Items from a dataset
——
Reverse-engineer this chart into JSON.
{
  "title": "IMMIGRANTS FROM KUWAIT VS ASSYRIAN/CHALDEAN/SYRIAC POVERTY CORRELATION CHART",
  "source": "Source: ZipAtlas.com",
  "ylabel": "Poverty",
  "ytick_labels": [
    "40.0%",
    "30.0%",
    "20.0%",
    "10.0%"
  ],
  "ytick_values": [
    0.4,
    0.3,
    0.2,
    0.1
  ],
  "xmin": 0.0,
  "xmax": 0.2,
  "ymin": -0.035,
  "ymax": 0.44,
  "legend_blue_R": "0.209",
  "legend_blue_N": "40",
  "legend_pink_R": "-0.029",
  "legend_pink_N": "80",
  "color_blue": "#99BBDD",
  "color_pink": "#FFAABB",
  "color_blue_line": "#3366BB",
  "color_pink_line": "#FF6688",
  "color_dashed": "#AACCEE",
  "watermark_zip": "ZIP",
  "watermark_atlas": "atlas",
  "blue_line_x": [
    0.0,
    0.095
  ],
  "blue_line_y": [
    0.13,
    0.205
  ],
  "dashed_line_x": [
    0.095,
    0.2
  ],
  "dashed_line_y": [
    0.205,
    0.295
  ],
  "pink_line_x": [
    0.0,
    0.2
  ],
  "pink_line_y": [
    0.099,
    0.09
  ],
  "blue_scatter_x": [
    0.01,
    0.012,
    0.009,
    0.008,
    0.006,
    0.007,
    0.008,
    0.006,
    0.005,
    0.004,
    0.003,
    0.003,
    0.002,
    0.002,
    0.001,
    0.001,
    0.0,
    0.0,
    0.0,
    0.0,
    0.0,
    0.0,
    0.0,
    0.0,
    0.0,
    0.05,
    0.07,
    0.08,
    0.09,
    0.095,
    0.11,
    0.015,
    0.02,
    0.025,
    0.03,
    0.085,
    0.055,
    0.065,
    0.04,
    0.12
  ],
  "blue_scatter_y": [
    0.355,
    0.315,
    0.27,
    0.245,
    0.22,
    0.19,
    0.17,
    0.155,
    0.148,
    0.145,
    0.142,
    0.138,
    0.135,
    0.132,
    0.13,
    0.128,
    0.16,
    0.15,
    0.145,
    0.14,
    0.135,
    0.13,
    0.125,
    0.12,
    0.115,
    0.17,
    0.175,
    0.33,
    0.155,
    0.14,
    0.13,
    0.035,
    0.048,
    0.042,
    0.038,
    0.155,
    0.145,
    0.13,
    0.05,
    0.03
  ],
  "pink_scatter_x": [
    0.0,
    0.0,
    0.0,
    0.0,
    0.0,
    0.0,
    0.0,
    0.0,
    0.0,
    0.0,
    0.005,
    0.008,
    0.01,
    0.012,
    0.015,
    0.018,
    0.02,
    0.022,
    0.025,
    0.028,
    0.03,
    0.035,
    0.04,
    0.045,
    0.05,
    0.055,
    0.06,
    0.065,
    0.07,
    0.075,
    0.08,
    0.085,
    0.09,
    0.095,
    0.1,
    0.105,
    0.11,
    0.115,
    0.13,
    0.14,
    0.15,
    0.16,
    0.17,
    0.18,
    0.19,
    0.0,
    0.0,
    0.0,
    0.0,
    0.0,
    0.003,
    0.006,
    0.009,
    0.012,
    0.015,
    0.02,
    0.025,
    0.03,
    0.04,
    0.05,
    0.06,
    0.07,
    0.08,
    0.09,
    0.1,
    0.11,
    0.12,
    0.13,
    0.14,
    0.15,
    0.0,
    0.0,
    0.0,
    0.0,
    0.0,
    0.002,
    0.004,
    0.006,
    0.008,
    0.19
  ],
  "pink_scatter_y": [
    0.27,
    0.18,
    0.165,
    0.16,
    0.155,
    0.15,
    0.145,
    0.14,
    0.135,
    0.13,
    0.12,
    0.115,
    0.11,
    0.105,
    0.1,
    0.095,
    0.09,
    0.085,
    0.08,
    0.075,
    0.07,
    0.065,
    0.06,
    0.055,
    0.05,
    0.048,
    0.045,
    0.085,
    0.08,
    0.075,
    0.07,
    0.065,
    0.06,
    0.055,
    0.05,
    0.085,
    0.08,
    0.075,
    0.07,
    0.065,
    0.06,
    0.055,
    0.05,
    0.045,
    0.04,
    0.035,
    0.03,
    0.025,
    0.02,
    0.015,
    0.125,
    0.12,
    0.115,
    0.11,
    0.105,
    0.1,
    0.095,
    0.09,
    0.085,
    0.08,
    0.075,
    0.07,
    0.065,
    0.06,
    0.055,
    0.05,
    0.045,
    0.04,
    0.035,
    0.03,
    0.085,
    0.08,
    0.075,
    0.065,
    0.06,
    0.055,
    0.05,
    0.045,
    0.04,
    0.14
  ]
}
——
- Your goal
Exactly as shown, repeat every record.

- Exercise solution
Reverse-engineer this chart into JSON.
{
  "title": "IMMIGRANTS FROM KUWAIT VS ASSYRIAN/CHALDEAN/SYRIAC POVERTY CORRELATION CHART",
  "source": "Source: ZipAtlas.com",
  "ylabel": "Poverty",
  "ytick_labels": [
    "40.0%",
    "30.0%",
    "20.0%",
    "10.0%"
  ],
  "ytick_values": [
    0.4,
    0.3,
    0.2,
    0.1
  ],
  "xmin": 0.0,
  "xmax": 0.2,
  "ymin": -0.035,
  "ymax": 0.44,
  "legend_blue_R": "0.209",
  "legend_blue_N": "40",
  "legend_pink_R": "-0.029",
  "legend_pink_N": "80",
  "color_blue": "#99BBDD",
  "color_pink": "#FFAABB",
  "color_blue_line": "#3366BB",
  "color_pink_line": "#FF6688",
  "color_dashed": "#AACCEE",
  "watermark_zip": "ZIP",
  "watermark_atlas": "atlas",
  "blue_line_x": [
    0.0,
    0.095
  ],
  "blue_line_y": [
    0.13,
    0.205
  ],
  "dashed_line_x": [
    0.095,
    0.2
  ],
  "dashed_line_y": [
    0.205,
    0.295
  ],
  "pink_line_x": [
    0.0,
    0.2
  ],
  "pink_line_y": [
    0.099,
    0.09
  ],
  "blue_scatter_x": [
    0.01,
    0.012,
    0.009,
    0.008,
    0.006,
    0.007,
    0.008,
    0.006,
    0.005,
    0.004,
    0.003,
    0.003,
    0.002,
    0.002,
    0.001,
    0.001,
    0.0,
    0.0,
    0.0,
    0.0,
    0.0,
    0.0,
    0.0,
    0.0,
    0.0,
    0.05,
    0.07,
    0.08,
    0.09,
    0.095,
    0.11,
    0.015,
    0.02,
    0.025,
    0.03,
    0.085,
    0.055,
    0.065,
    0.04,
    0.12
  ],
  "blue_scatter_y": [
    0.355,
    0.315,
    0.27,
    0.245,
    0.22,
    0.19,
    0.17,
    0.155,
    0.148,
    0.145,
    0.142,
    0.138,
    0.135,
    0.132,
    0.13,
    0.128,
    0.16,
    0.15,
    0.145,
    0.14,
    0.135,
    0.13,
    0.125,
    0.12,
    0.115,
    0.17,
    0.175,
    0.33,
    0.155,
    0.14,
    0.13,
    0.035,
    0.048,
    0.042,
    0.038,
    0.155,
    0.145,
    0.13,
    0.05,
    0.03
  ],
  "pink_scatter_x": [
    0.0,
    0.0,
    0.0,
    0.0,
    0.0,
    0.0,
    0.0,
    0.0,
    0.0,
    0.0,
    0.005,
    0.008,
    0.01,
    0.012,
    0.015,
    0.018,
    0.02,
    0.022,
    0.025,
    0.028,
    0.03,
    0.035,
    0.04,
    0.045,
    0.05,
    0.055,
    0.06,
    0.065,
    0.07,
    0.075,
    0.08,
    0.085,
    0.09,
    0.095,
    0.1,
    0.105,
    0.11,
    0.115,
    0.13,
    0.14,
    0.15,
    0.16,
    0.17,
    0.18,
    0.19,
    0.0,
    0.0,
    0.0,
    0.0,
    0.0,
    0.003,
    0.006,
    0.009,
    0.012,
    0.015,
    0.02,
    0.025,
    0.03,
    0.04,
    0.05,
    0.06,
    0.07,
    0.08,
    0.09,
    0.1,
    0.11,
    0.12,
    0.13,
    0.14,
    0.15,
    0.0,
    0.0,
    0.0,
    0.0,
    0.0,
    0.002,
    0.004,
    0.006,
    0.008,
    0.19
  ],
  "pink_scatter_y": [
    0.27,
    0.18,
    0.165,
    0.16,
    0.155,
    0.15,
    0.145,
    0.14,
    0.135,
    0.13,
    0.12,
    0.115,
    0.11,
    0.105,
    0.1,
    0.095,
    0.09,
    0.085,
    0.08,
    0.075,
    0.07,
    0.065,
    0.06,
    0.055,
    0.05,
    0.048,
    0.045,
    0.085,
    0.08,
    0.075,
    0.07,
    0.065,
    0.06,
    0.055,
    0.05,
    0.085,
    0.08,
    0.075,
    0.07,
    0.065,
    0.06,
    0.055,
    0.05,
    0.045,
    0.04,
    0.035,
    0.03,
    0.025,
    0.02,
    0.015,
    0.125,
    0.12,
    0.115,
    0.11,
    0.105,
    0.1,
    0.095,
    0.09,
    0.085,
    0.08,
    0.075,
    0.07,
    0.065,
    0.06,
    0.055,
    0.05,
    0.045,
    0.04,
    0.035,
    0.03,
    0.085,
    0.08,
    0.075,
    0.065,
    0.06,
    0.055,
    0.05,
    0.045,
    0.04,
    0.14
  ]
}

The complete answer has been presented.